**What you need to do:** Every entry here needs to be repeated exactly.

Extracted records
****************************************
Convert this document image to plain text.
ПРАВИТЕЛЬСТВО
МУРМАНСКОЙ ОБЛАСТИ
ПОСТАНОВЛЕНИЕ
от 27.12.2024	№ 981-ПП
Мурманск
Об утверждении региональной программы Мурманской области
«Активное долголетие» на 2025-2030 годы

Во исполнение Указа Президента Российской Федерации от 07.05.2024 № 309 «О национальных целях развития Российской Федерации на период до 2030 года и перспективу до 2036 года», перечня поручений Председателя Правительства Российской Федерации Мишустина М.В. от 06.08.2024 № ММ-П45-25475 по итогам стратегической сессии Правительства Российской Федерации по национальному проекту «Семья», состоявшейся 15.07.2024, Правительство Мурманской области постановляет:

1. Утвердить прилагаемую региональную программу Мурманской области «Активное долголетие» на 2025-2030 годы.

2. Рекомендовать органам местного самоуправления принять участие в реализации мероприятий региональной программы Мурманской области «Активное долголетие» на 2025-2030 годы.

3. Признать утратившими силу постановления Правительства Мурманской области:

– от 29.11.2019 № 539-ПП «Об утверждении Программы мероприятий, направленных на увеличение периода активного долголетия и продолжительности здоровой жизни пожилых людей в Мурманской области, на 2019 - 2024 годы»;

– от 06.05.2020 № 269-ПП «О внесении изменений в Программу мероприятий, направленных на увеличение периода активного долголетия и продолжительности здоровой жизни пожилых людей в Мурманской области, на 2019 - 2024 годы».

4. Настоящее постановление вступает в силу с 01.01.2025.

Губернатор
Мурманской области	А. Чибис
****************************************
**Answer to this exercise:**
Convert this document image to plain text.
ПРАВИТЕЛЬСТВО
МУРМАНСКОЙ ОБЛАСТИ
ПОСТАНОВЛЕНИЕ
от 27.12.2024	№ 981-ПП
Мурманск
Об утверждении региональной программы Мурманской области
«Активное долголетие» на 2025-2030 годы

Во исполнение Указа Президента Российской Федерации от 07.05.2024 № 309 «О национальных целях развития Российской Федерации на период до 2030 года и перспективу до 2036 года», перечня поручений Председателя Правительства Российской Федерации Мишустина М.В. от 06.08.2024 № ММ-П45-25475 по итогам стратегической сессии Правительства Российской Федерации по национальному проекту «Семья», состоявшейся 15.07.2024, Правительство Мурманской области постановляет:

1. Утвердить прилагаемую региональную программу Мурманской области «Активное долголетие» на 2025-2030 годы.

2. Рекомендовать органам местного самоуправления принять участие в реализации мероприятий региональной программы Мурманской области «Активное долголетие» на 2025-2030 годы.

3. Признать утратившими силу постановления Правительства Мурманской области:

– от 29.11.2019 № 539-ПП «Об утверждении Программы мероприятий, направленных на увеличение периода активного долголетия и продолжительности здоровой жизни пожилых людей в Мурманской области, на 2019 - 2024 годы»;

– от 06.05.2020 № 269-ПП «О внесении изменений в Программу мероприятий, направленных на увеличение периода активного долголетия и продолжительности здоровой жизни пожилых людей в Мурманской области, на 2019 - 2024 годы».

4. Настоящее постановление вступает в силу с 01.01.2025.

Губернатор
Мурманской области	А. Чибис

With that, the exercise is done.